Extracted data entries
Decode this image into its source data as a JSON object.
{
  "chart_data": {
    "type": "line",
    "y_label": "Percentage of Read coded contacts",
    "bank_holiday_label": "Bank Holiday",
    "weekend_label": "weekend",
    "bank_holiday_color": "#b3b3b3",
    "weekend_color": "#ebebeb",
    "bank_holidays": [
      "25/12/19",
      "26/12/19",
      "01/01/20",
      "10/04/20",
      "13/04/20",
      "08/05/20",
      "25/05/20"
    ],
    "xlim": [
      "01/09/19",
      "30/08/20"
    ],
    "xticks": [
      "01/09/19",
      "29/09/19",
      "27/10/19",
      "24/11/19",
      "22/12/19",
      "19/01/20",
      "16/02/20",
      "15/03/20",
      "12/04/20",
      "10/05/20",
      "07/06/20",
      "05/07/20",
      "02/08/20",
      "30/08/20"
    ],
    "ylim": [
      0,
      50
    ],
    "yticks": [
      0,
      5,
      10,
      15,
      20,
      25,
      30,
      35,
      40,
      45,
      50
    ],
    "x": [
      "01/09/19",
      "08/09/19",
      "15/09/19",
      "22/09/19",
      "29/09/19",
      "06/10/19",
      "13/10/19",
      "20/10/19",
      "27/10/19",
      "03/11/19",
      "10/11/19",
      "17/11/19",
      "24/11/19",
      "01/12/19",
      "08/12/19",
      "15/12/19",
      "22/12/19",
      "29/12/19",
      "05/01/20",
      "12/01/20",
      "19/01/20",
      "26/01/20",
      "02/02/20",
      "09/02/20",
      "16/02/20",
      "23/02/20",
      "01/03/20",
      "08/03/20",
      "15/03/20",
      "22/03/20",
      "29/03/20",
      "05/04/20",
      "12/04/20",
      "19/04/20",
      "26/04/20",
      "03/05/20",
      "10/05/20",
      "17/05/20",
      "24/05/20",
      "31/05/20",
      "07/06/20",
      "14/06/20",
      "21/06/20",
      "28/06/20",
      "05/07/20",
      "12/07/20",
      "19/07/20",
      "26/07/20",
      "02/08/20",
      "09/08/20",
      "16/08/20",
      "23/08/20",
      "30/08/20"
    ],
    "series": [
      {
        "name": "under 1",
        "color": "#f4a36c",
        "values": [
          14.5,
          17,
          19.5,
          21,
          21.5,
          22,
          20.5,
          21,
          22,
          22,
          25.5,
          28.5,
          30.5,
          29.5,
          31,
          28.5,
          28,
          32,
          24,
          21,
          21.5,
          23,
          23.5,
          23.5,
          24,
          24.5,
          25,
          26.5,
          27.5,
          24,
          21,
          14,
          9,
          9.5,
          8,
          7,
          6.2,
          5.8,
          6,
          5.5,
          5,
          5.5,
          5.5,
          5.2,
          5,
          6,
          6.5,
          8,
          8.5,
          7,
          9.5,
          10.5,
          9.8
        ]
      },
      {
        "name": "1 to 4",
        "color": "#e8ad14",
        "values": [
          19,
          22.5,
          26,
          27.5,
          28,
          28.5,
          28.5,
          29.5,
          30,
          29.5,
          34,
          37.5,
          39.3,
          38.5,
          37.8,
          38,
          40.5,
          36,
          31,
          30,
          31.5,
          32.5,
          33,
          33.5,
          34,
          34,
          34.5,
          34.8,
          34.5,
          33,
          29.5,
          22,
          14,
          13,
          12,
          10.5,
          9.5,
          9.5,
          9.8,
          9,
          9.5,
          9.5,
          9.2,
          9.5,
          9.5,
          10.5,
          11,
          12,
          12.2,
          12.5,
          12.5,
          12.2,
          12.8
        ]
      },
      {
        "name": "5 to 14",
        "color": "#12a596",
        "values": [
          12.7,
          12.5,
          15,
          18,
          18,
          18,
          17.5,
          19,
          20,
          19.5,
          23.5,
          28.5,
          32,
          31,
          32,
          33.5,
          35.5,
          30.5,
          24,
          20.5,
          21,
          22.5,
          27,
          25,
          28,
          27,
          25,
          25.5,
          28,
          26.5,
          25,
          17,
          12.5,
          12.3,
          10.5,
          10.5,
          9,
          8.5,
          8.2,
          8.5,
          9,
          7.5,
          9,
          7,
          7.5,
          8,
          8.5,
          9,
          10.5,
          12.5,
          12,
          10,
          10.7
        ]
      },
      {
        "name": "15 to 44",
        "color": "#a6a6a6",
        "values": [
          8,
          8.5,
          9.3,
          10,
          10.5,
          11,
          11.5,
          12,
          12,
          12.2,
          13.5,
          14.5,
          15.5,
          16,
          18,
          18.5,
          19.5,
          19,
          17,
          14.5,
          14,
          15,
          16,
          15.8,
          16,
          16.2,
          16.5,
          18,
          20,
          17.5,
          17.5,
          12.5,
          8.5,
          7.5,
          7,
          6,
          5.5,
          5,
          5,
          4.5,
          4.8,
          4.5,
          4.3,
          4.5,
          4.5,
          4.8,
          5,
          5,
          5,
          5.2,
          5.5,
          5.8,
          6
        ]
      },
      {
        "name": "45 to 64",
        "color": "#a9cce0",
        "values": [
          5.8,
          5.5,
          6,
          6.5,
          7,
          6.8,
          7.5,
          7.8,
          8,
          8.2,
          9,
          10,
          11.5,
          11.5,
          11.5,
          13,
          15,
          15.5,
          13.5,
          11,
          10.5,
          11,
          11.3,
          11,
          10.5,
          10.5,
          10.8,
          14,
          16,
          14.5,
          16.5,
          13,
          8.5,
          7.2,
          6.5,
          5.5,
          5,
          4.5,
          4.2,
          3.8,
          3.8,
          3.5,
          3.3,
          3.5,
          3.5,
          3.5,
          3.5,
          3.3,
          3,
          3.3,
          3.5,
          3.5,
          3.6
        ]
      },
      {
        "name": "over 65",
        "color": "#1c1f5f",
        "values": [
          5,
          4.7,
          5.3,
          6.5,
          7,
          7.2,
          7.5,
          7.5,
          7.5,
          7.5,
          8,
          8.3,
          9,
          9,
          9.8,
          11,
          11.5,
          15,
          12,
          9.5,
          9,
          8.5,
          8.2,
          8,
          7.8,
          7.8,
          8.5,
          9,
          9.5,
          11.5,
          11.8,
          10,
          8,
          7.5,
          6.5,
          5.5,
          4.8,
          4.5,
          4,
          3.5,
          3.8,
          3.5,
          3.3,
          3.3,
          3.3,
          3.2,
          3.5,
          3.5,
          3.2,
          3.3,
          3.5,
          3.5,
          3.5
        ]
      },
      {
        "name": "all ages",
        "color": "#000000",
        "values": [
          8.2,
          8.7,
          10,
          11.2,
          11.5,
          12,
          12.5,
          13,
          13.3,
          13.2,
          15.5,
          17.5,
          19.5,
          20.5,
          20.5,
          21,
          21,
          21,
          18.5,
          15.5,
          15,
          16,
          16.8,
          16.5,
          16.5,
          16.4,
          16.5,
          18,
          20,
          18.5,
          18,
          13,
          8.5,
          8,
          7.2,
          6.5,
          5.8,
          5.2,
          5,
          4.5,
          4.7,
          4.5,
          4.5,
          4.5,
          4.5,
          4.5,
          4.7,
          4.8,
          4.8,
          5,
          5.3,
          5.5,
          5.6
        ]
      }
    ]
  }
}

* _What you should do_
Repeat the material from above exactly, word for word.

* _Answer to the task_
Decode this image into its source data as a JSON object.
{
  "chart_data": {
    "type": "line",
    "y_label": "Percentage of Read coded contacts",
    "bank_holiday_label": "Bank Holiday",
    "weekend_label": "weekend",
    "bank_holiday_color": "#b3b3b3",
    "weekend_color": "#ebebeb",
    "bank_holidays": [
      "25/12/19",
      "26/12/19",
      "01/01/20",
      "10/04/20",
      "13/04/20",
      "08/05/20",
      "25/05/20"
    ],
    "xlim": [
      "01/09/19",
      "30/08/20"
    ],
    "xticks": [
      "01/09/19",
      "29/09/19",
      "27/10/19",
      "24/11/19",
      "22/12/19",
      "19/01/20",
      "16/02/20",
      "15/03/20",
      "12/04/20",
      "10/05/20",
      "07/06/20",
      "05/07/20",
      "02/08/20",
      "30/08/20"
    ],
    "ylim": [
      0,
      50
    ],
    "yticks": [
      0,
      5,
      10,
      15,
      20,
      25,
      30,
      35,
      40,
      45,
      50
    ],
    "x": [
      "01/09/19",
      "08/09/19",
      "15/09/19",
      "22/09/19",
      "29/09/19",
      "06/10/19",
      "13/10/19",
      "20/10/19",
      "27/10/19",
      "03/11/19",
      "10/11/19",
      "17/11/19",
      "24/11/19",
      "01/12/19",
      "08/12/19",
      "15/12/19",
      "22/12/19",
      "29/12/19",
      "05/01/20",
      "12/01/20",
      "19/01/20",
      "26/01/20",
      "02/02/20",
      "09/02/20",
      "16/02/20",
      "23/02/20",
      "01/03/20",
      "08/03/20",
      "15/03/20",
      "22/03/20",
      "29/03/20",
      "05/04/20",
      "12/04/20",
      "19/04/20",
      "26/04/20",
      "03/05/20",
      "10/05/20",
      "17/05/20",
      "24/05/20",
      "31/05/20",
      "07/06/20",
      "14/06/20",
      "21/06/20",
      "28/06/20",
      "05/07/20",
      "12/07/20",
      "19/07/20",
      "26/07/20",
      "02/08/20",
      "09/08/20",
      "16/08/20",
      "23/08/20",
      "30/08/20"
    ],
    "series": [
      {
        "name": "under 1",
        "color": "#f4a36c",
        "values": [
          14.5,
          17,
          19.5,
          21,
          21.5,
          22,
          20.5,
          21,
          22,
          22,
          25.5,
          28.5,
          30.5,
          29.5,
          31,
          28.5,
          28,
          32,
          24,
          21,
          21.5,
          23,
          23.5,
          23.5,
          24,
          24.5,
          25,
          26.5,
          27.5,
          24,
          21,
          14,
          9,
          9.5,
          8,
          7,
          6.2,
          5.8,
          6,
          5.5,
          5,
          5.5,
          5.5,
          5.2,
          5,
          6,
          6.5,
          8,
          8.5,
          7,
          9.5,
          10.5,
          9.8
        ]
      },
      {
        "name": "1 to 4",
        "color": "#e8ad14",
        "values": [
          19,
          22.5,
          26,
          27.5,
          28,
          28.5,
          28.5,
          29.5,
          30,
          29.5,
          34,
          37.5,
          39.3,
          38.5,
          37.8,
          38,
          40.5,
          36,
          31,
          30,
          31.5,
          32.5,
          33,
          33.5,
          34,
          34,
          34.5,
          34.8,
          34.5,
          33,
          29.5,
          22,
          14,
          13,
          12,
          10.5,
          9.5,
          9.5,
          9.8,
          9,
          9.5,
          9.5,
          9.2,
          9.5,
          9.5,
          10.5,
          11,
          12,
          12.2,
          12.5,
          12.5,
          12.2,
          12.8
        ]
      },
      {
        "name": "5 to 14",
        "color": "#12a596",
        "values": [
          12.7,
          12.5,
          15,
          18,
          18,
          18,
          17.5,
          19,
          20,
          19.5,
          23.5,
          28.5,
          32,
          31,
          32,
          33.5,
          35.5,
          30.5,
          24,
          20.5,
          21,
          22.5,
          27,
          25,
          28,
          27,
          25,
          25.5,
          28,
          26.5,
          25,
          17,
          12.5,
          12.3,
          10.5,
          10.5,
          9,
          8.5,
          8.2,
          8.5,
          9,
          7.5,
          9,
          7,
          7.5,
          8,
          8.5,
          9,
          10.5,
          12.5,
          12,
          10,
          10.7
        ]
      },
      {
        "name": "15 to 44",
        "color": "#a6a6a6",
        "values": [
          8,
          8.5,
          9.3,
          10,
          10.5,
          11,
          11.5,
          12,
          12,
          12.2,
          13.5,
          14.5,
          15.5,
          16,
          18,
          18.5,
          19.5,
          19,
          17,
          14.5,
          14,
          15,
          16,
          15.8,
          16,
          16.2,
          16.5,
          18,
          20,
          17.5,
          17.5,
          12.5,
          8.5,
          7.5,
          7,
          6,
          5.5,
          5,
          5,
          4.5,
          4.8,
          4.5,
          4.3,
          4.5,
          4.5,
          4.8,
          5,
          5,
          5,
          5.2,
          5.5,
          5.8,
          6
        ]
      },
      {
        "name": "45 to 64",
        "color": "#a9cce0",
        "values": [
          5.8,
          5.5,
          6,
          6.5,
          7,
          6.8,
          7.5,
          7.8,
          8,
          8.2,
          9,
          10,
          11.5,
          11.5,
          11.5,
          13,
          15,
          15.5,
          13.5,
          11,
          10.5,
          11,
          11.3,
          11,
          10.5,
          10.5,
          10.8,
          14,
          16,
          14.5,
          16.5,
          13,
          8.5,
          7.2,
          6.5,
          5.5,
          5,
          4.5,
          4.2,
          3.8,
          3.8,
          3.5,
          3.3,
          3.5,
          3.5,
          3.5,
          3.5,
          3.3,
          3,
          3.3,
          3.5,
          3.5,
          3.6
        ]
      },
      {
        "name": "over 65",
        "color": "#1c1f5f",
        "values": [
          5,
          4.7,
          5.3,
          6.5,
          7,
          7.2,
          7.5,
          7.5,
          7.5,
          7.5,
          8,
          8.3,
          9,
          9,
          9.8,
          11,
          11.5,
          15,
          12,
          9.5,
          9,
          8.5,
          8.2,
          8,
          7.8,
          7.8,
          8.5,
          9,
          9.5,
          11.5,
          11.8,
          10,
          8,
          7.5,
          6.5,
          5.5,
          4.8,
          4.5,
          4,
          3.5,
          3.8,
          3.5,
          3.3,
          3.3,
          3.3,
          3.2,
          3.5,
          3.5,
          3.2,
          3.3,
          3.5,
          3.5,
          3.5
        ]
      },
      {
        "name": "all ages",
        "color": "#000000",
        "values": [
          8.2,
          8.7,
          10,
          11.2,
          11.5,
          12,
          12.5,
          13,
          13.3,
          13.2,
          15.5,
          17.5,
          19.5,
          20.5,
          20.5,
          21,
          21,
          21,
          18.5,
          15.5,
          15,
          16,
          16.8,
          16.5,
          16.5,
          16.4,
          16.5,
          18,
          20,
          18.5,
          18,
          13,
          8.5,
          8,
          7.2,
          6.5,
          5.8,
          5.2,
          5,
          4.5,
          4.7,
          4.5,
          4.5,
          4.5,
          4.5,
          4.5,
          4.7,
          4.8,
          4.8,
          5,
          5.3,
          5.5,
          5.6
        ]
      }
    ]
  }
}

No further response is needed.